Problem to work on:
Go through the listing below and gather every line with the word "敢为天下先".
____________
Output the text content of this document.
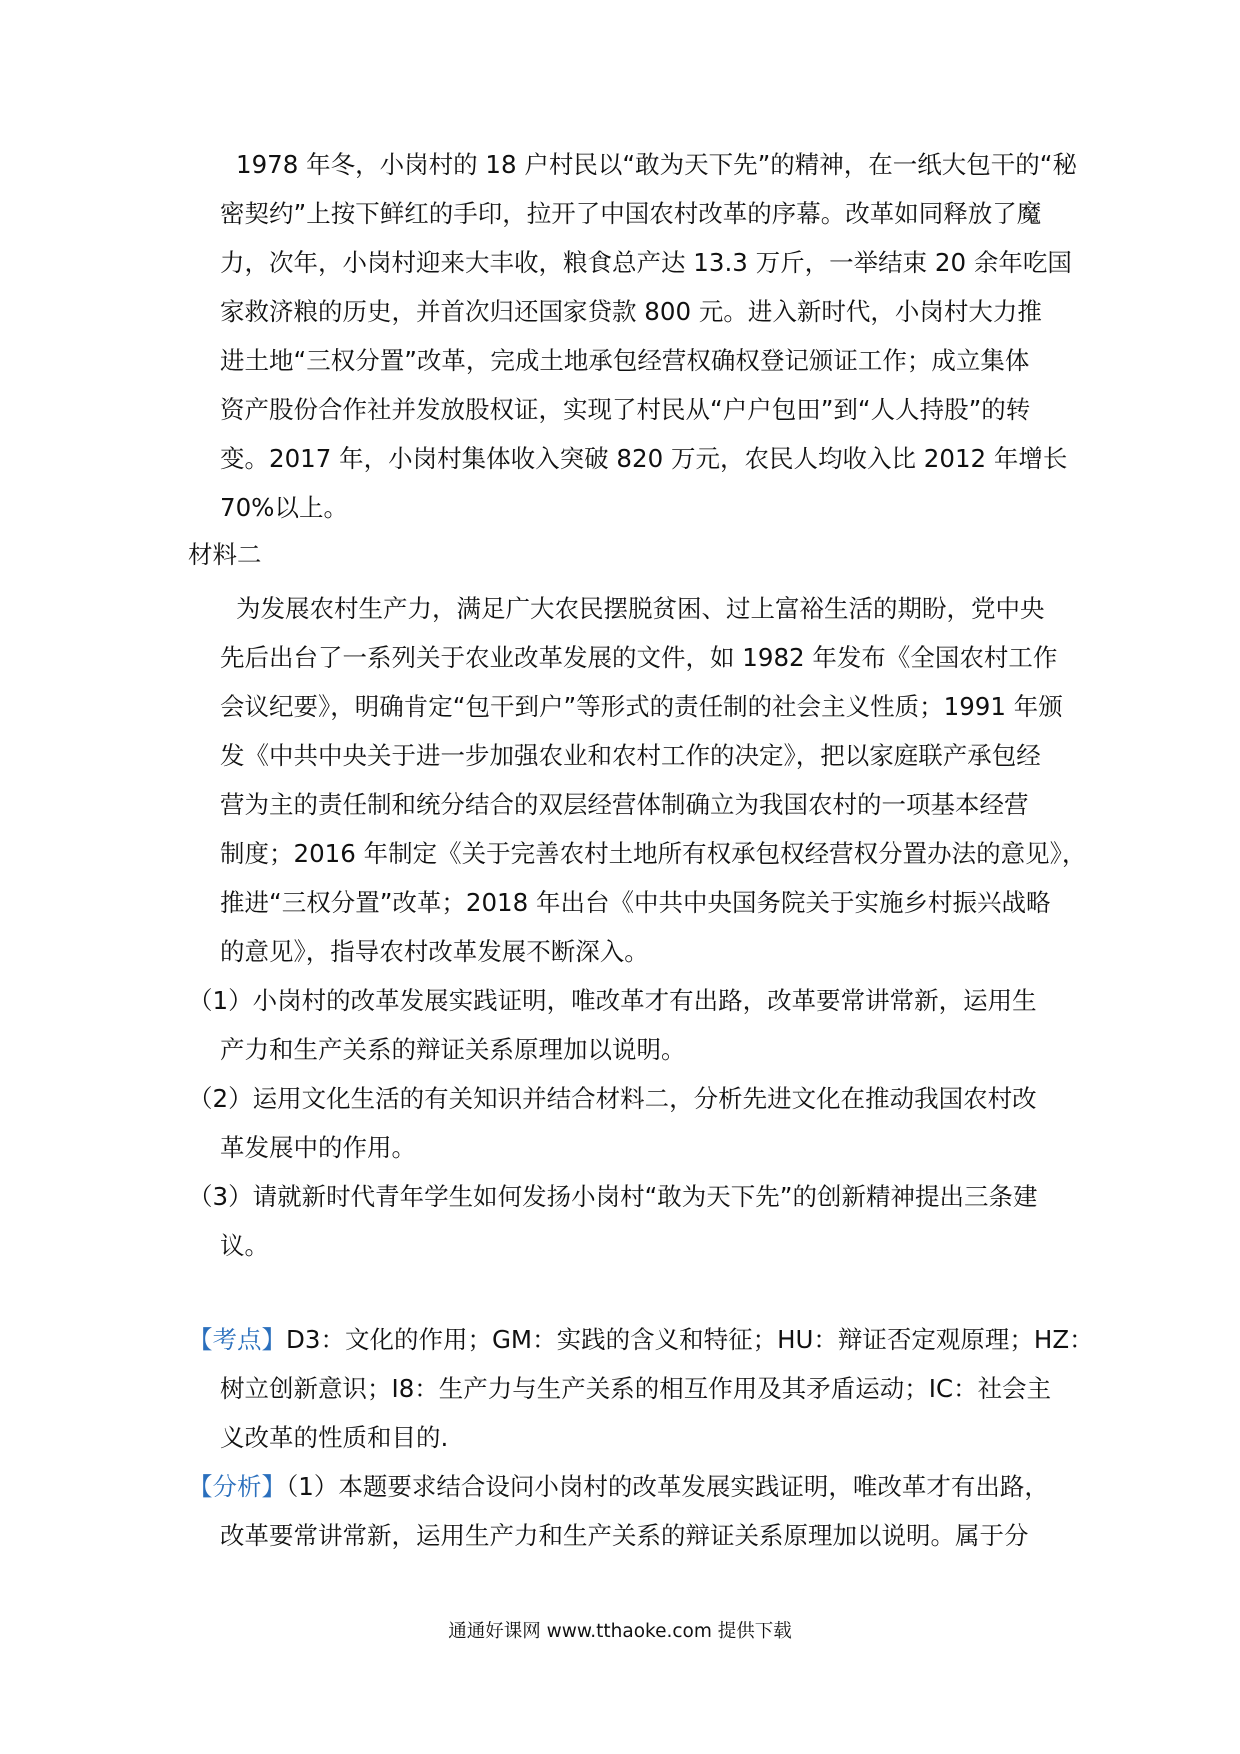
1978 年冬，小岗村的 18 户村民以“敢为天下先”的精神，在一纸大包干的“秘
密契约”上按下鲜红的手印，拉开了中国农村改革的序幕。改革如同释放了魔
力，次年，小岗村迎来大丰收，粮食总产达 13.3 万斤，一举结束 20 余年吃国
家救济粮的历史，并首次归还国家贷款 800 元。进入新时代，小岗村大力推
进土地“三权分置”改革，完成土地承包经营权确权登记颁证工作；成立集体
资产股份合作社并发放股权证，实现了村民从“户户包田”到“人人持股”的转
变。2017 年，小岗村集体收入突破 820 万元，农民人均收入比 2012 年增长
70%以上。
材料二
为发展农村生产力，满足广大农民摆脱贫困、过上富裕生活的期盼，党中央
先后出台了一系列关于农业改革发展的文件，如 1982 年发布《全国农村工作
会议纪要》，明确肯定“包干到户”等形式的责任制的社会主义性质；1991 年颁
发《中共中央关于进一步加强农业和农村工作的决定》，把以家庭联产承包经
营为主的责任制和统分结合的双层经营体制确立为我国农村的一项基本经营
制度；2016 年制定《关于完善农村土地所有权承包权经营权分置办法的意见》，
推进“三权分置”改革；2018 年出台《中共中央国务院关于实施乡村振兴战略
的意见》，指导农村改革发展不断深入。
（1）小岗村的改革发展实践证明，唯改革才有出路，改革要常讲常新，运用生
产力和生产关系的辩证关系原理加以说明。
（2）运用文化生活的有关知识并结合材料二，分析先进文化在推动我国农村改
革发展中的作用。
（3）请就新时代青年学生如何发扬小岗村“敢为天下先”的创新精神提出三条建
议。
【考点】D3：文化的作用；GM：实践的含义和特征；HU：辩证否定观原理；HZ：
树立创新意识；I8：生产力与生产关系的相互作用及其矛盾运动；IC：社会主
义改革的性质和目的.
【分析】（1）本题要求结合设问小岗村的改革发展实践证明，唯改革才有出路，
改革要常讲常新，运用生产力和生产关系的辩证关系原理加以说明。属于分
通通好课网 www.tthaoke.com 提供下载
____________
Response to this task:
1978 年冬，小岗村的 18 户村民以“敢为天下先”的精神，在一纸大包干的“秘
（3）请就新时代青年学生如何发扬小岗村“敢为天下先”的创新精神提出三条建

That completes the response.